(What you have to do):
Make an exact copy of the records, dropping all pictures.

***** Dataset content

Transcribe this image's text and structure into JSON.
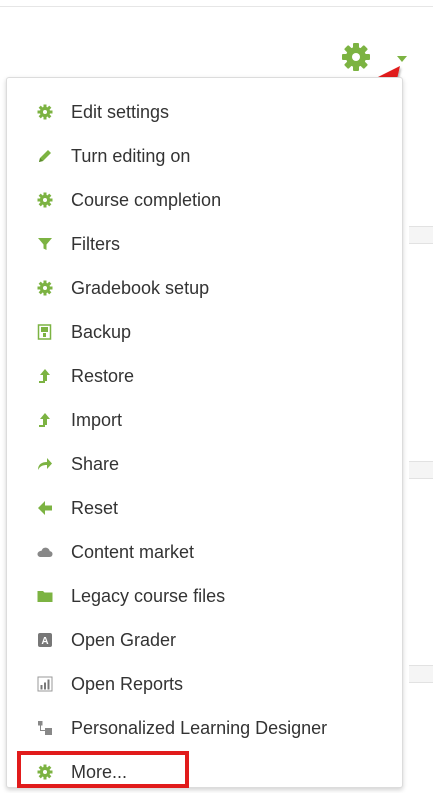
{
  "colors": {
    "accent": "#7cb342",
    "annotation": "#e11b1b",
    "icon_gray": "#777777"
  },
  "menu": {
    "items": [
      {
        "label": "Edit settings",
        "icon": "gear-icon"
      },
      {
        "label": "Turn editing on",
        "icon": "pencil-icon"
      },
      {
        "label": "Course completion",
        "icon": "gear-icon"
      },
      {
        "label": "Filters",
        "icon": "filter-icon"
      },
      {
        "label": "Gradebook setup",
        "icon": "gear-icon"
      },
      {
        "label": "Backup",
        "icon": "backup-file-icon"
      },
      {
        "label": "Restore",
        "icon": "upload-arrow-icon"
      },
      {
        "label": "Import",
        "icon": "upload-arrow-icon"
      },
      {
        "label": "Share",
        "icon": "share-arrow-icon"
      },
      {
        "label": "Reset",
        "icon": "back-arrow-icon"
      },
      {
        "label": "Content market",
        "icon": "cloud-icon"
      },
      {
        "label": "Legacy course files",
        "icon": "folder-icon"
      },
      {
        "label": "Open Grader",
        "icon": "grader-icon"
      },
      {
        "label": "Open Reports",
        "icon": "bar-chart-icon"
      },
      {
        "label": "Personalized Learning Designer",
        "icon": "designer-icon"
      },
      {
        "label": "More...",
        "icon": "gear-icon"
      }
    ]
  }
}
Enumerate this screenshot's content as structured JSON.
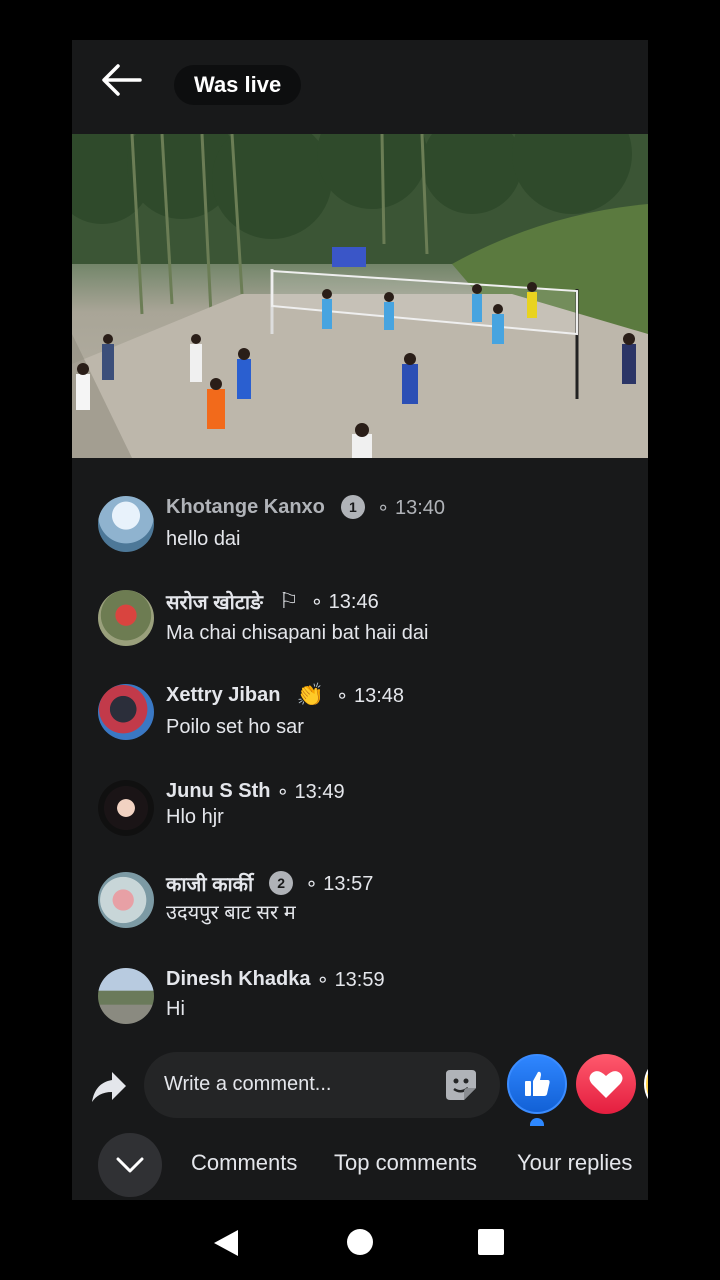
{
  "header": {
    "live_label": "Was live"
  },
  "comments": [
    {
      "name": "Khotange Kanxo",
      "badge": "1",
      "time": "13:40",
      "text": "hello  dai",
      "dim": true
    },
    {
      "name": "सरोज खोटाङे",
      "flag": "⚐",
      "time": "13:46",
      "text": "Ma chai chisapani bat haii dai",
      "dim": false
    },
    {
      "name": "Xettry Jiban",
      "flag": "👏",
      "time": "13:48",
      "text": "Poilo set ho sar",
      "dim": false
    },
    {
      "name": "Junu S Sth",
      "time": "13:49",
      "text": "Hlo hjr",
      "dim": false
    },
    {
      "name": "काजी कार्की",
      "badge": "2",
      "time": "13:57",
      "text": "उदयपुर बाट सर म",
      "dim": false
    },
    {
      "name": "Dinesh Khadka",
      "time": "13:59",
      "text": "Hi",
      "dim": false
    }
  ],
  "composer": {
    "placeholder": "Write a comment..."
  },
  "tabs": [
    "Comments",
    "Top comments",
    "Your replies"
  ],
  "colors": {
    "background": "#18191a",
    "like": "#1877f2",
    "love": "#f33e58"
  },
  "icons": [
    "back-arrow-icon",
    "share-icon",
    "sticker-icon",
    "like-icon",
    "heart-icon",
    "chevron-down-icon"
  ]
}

**********

(Full solution):
Transcribe this image's text and structure into JSON.
{
  "colors": {
    "accent": "#7cb342",
    "annotation": "#e11b1b",
    "icon_gray": "#777777"
  },
  "menu": {
    "items": [
      {
        "label": "Edit settings",
        "icon": "gear-icon"
      },
      {
        "label": "Turn editing on",
        "icon": "pencil-icon"
      },
      {
        "label": "Course completion",
        "icon": "gear-icon"
      },
      {
        "label": "Filters",
        "icon": "filter-icon"
      },
      {
        "label": "Gradebook setup",
        "icon": "gear-icon"
      },
      {
        "label": "Backup",
        "icon": "backup-file-icon"
      },
      {
        "label": "Restore",
        "icon": "upload-arrow-icon"
      },
      {
        "label": "Import",
        "icon": "upload-arrow-icon"
      },
      {
        "label": "Share",
        "icon": "share-arrow-icon"
      },
      {
        "label": "Reset",
        "icon": "back-arrow-icon"
      },
      {
        "label": "Content market",
        "icon": "cloud-icon"
      },
      {
        "label": "Legacy course files",
        "icon": "folder-icon"
      },
      {
        "label": "Open Grader",
        "icon": "grader-icon"
      },
      {
        "label": "Open Reports",
        "icon": "bar-chart-icon"
      },
      {
        "label": "Personalized Learning Designer",
        "icon": "designer-icon"
      },
      {
        "label": "More...",
        "icon": "gear-icon"
      }
    ]
  }
}
Enumerate this screenshot's content as structured JSON.
{
  "header": {
    "live_label": "Was live"
  },
  "comments": [
    {
      "name": "Khotange Kanxo",
      "badge": "1",
      "time": "13:40",
      "text": "hello  dai",
      "dim": true
    },
    {
      "name": "सरोज खोटाङे",
      "flag": "⚐",
      "time": "13:46",
      "text": "Ma chai chisapani bat haii dai",
      "dim": false
    },
    {
      "name": "Xettry Jiban",
      "flag": "👏",
      "time": "13:48",
      "text": "Poilo set ho sar",
      "dim": false
    },
    {
      "name": "Junu S Sth",
      "time": "13:49",
      "text": "Hlo hjr",
      "dim": false
    },
    {
      "name": "काजी कार्की",
      "badge": "2",
      "time": "13:57",
      "text": "उदयपुर बाट सर म",
      "dim": false
    },
    {
      "name": "Dinesh Khadka",
      "time": "13:59",
      "text": "Hi",
      "dim": false
    }
  ],
  "composer": {
    "placeholder": "Write a comment..."
  },
  "tabs": [
    "Comments",
    "Top comments",
    "Your replies"
  ],
  "colors": {
    "background": "#18191a",
    "like": "#1877f2",
    "love": "#f33e58"
  },
  "icons": [
    "back-arrow-icon",
    "share-icon",
    "sticker-icon",
    "like-icon",
    "heart-icon",
    "chevron-down-icon"
  ]
}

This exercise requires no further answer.